(Dataset listings of figures)
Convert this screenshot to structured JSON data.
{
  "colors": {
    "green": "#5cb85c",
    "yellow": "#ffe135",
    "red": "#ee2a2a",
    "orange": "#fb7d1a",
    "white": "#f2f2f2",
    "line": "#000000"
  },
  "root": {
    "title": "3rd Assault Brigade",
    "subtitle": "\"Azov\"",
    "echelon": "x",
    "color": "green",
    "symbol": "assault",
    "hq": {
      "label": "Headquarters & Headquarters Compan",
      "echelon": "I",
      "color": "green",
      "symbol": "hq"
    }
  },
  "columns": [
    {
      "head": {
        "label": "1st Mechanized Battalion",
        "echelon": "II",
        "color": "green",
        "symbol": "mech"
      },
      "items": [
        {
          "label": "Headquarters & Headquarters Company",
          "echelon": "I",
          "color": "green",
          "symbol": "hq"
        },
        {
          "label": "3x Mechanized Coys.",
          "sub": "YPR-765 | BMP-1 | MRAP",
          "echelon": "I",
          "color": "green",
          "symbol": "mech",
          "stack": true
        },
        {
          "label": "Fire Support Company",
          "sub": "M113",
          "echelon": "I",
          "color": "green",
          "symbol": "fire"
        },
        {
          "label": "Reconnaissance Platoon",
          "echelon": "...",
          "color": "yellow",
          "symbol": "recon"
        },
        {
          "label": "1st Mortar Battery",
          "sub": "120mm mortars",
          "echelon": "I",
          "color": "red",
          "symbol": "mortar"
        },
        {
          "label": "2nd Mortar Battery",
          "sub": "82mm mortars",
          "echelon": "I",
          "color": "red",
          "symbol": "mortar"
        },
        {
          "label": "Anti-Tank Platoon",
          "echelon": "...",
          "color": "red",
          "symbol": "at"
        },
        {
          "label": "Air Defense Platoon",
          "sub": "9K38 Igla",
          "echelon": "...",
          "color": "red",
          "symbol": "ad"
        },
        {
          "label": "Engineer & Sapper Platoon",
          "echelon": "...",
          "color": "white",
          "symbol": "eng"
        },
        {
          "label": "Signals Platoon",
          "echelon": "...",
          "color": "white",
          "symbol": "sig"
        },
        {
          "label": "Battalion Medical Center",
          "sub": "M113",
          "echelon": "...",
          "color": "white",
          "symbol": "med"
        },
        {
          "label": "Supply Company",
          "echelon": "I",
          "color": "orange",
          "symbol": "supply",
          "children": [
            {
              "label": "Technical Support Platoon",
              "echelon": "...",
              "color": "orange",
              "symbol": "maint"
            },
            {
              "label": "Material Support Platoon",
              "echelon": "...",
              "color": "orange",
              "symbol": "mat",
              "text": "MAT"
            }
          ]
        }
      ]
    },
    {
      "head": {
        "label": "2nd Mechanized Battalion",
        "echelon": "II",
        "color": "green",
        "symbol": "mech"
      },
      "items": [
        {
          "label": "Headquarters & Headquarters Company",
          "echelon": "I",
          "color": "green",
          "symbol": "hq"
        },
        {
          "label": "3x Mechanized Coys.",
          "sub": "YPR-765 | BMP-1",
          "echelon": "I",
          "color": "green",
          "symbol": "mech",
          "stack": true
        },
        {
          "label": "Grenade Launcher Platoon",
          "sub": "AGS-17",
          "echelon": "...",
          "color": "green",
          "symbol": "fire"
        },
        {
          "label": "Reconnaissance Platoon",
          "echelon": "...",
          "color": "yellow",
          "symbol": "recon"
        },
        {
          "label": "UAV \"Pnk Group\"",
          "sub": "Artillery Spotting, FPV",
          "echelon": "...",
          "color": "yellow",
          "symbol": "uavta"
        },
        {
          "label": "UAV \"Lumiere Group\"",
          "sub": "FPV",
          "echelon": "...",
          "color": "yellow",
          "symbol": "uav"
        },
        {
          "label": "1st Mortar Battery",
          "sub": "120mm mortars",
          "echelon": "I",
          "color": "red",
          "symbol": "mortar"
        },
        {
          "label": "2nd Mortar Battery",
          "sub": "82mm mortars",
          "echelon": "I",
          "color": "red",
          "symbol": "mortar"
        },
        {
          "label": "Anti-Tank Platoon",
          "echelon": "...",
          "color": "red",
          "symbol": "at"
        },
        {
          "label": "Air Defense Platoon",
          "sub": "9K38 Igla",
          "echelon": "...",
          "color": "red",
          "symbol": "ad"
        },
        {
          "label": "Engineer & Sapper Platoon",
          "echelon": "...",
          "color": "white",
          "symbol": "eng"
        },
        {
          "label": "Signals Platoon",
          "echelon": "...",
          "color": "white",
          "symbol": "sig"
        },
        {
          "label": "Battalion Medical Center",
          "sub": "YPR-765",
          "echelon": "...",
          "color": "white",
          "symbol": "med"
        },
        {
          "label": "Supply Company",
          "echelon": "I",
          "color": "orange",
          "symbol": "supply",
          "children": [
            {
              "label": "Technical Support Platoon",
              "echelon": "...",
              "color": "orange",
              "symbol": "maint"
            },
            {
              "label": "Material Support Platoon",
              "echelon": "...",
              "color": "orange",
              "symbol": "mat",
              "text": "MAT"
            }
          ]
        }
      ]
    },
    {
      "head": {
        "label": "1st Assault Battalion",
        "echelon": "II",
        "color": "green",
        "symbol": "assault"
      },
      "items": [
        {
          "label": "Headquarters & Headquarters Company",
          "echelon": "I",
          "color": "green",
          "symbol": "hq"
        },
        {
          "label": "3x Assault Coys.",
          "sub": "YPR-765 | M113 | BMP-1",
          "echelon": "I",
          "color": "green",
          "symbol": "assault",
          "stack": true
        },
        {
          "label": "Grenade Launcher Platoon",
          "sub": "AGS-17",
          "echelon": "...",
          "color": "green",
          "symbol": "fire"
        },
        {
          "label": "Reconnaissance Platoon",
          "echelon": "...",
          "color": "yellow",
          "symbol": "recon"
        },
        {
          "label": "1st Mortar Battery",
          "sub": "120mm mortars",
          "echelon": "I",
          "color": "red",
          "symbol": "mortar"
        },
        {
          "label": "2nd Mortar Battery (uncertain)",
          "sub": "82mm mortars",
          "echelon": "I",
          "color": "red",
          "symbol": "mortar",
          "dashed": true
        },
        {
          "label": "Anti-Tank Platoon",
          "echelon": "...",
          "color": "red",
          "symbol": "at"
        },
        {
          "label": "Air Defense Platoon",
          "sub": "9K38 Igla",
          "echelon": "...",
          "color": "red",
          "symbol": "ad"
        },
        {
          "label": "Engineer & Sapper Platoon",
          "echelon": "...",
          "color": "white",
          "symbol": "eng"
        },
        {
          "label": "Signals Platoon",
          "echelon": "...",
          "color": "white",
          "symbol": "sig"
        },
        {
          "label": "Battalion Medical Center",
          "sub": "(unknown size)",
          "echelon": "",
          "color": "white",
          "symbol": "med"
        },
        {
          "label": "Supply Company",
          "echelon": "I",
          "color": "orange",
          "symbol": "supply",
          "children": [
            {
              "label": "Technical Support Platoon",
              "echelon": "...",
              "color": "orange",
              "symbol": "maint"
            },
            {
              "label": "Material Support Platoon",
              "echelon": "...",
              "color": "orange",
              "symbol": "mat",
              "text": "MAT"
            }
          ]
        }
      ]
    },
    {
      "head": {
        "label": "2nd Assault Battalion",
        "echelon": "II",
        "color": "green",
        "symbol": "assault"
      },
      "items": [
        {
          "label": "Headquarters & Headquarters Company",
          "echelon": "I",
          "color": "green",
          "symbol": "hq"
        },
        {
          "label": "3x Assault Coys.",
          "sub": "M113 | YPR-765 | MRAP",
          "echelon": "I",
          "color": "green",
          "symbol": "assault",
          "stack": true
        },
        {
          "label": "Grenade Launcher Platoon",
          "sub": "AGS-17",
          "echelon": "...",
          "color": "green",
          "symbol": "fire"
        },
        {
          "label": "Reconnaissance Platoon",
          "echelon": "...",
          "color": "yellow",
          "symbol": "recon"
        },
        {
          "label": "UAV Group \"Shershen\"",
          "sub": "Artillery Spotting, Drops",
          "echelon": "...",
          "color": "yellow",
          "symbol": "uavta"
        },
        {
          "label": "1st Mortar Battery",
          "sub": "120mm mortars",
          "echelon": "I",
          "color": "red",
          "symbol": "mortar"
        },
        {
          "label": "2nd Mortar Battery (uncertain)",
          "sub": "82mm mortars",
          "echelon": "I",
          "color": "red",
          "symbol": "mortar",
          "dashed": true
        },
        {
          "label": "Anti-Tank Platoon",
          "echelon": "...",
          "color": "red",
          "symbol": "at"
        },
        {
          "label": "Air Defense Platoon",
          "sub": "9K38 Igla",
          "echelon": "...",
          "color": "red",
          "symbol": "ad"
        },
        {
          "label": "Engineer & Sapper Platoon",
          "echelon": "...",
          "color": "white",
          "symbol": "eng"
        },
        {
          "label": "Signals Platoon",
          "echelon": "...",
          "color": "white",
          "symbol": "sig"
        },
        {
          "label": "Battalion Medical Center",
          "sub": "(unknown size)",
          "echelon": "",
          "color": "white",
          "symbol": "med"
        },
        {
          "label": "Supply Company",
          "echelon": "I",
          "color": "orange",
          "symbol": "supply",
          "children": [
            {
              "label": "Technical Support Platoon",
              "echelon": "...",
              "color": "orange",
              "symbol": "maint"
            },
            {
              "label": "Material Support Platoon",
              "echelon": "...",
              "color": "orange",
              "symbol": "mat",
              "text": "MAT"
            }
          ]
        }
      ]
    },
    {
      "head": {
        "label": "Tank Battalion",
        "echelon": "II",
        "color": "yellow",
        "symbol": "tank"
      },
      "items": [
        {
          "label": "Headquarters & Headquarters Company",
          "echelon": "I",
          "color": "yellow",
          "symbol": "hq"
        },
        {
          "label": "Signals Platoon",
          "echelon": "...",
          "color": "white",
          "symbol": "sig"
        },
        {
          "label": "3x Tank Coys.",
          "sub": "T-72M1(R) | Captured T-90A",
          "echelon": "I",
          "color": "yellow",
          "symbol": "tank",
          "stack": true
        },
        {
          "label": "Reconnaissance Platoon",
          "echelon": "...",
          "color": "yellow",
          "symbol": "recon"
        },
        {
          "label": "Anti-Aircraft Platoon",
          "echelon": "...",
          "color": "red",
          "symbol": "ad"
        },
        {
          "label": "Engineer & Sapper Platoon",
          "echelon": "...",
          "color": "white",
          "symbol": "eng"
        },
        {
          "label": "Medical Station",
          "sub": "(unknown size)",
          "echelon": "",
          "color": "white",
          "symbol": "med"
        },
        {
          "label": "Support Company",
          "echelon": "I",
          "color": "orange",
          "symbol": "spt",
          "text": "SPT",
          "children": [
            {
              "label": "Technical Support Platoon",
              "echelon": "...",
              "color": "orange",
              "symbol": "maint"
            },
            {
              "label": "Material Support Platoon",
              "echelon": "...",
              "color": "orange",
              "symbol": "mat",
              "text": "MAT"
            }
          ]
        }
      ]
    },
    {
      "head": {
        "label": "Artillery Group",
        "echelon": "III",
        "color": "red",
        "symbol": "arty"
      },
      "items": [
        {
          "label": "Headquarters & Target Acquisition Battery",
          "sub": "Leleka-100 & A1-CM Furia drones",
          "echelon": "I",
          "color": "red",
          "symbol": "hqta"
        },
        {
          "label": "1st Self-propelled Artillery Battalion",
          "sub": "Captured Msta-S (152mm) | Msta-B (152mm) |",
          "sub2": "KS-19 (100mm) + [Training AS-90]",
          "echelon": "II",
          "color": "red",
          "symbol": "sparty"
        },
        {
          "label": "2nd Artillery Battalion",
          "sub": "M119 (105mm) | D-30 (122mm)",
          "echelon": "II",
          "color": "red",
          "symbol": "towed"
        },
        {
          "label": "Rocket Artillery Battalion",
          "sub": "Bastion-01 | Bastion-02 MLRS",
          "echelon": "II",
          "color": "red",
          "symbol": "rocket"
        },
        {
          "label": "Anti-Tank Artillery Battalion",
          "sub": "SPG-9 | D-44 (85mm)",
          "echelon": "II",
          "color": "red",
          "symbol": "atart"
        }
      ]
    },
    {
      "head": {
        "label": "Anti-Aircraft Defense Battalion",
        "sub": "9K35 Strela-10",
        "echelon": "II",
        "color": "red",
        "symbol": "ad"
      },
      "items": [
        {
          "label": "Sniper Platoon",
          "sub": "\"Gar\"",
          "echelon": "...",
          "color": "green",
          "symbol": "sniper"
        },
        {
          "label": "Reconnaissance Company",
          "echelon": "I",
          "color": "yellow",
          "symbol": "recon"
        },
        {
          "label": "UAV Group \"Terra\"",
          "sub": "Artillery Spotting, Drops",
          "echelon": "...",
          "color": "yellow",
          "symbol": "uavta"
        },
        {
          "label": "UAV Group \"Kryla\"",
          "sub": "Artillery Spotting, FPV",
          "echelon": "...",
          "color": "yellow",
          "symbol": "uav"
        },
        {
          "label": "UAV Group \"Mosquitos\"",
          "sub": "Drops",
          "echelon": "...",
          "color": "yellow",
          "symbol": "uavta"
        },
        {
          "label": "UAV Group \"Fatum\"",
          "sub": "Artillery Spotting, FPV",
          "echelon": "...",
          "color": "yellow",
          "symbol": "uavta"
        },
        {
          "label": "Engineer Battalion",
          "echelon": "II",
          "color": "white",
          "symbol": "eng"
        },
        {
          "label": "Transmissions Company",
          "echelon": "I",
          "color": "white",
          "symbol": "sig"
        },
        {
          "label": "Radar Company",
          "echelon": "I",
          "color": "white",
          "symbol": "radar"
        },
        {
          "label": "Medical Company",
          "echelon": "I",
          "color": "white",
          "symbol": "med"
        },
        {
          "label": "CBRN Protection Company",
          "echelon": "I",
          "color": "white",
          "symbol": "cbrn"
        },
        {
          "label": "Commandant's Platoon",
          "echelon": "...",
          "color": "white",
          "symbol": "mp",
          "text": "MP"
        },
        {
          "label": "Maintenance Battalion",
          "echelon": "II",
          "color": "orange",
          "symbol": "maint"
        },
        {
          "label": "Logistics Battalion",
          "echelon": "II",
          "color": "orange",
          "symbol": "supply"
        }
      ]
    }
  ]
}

_Problem details_
Copy all lines in the listing above where the string "Aircraft" appears.

_Output for this task_
          "label": "Anti-Aircraft Platoon",
        "label": "Anti-Aircraft Defense Battalion",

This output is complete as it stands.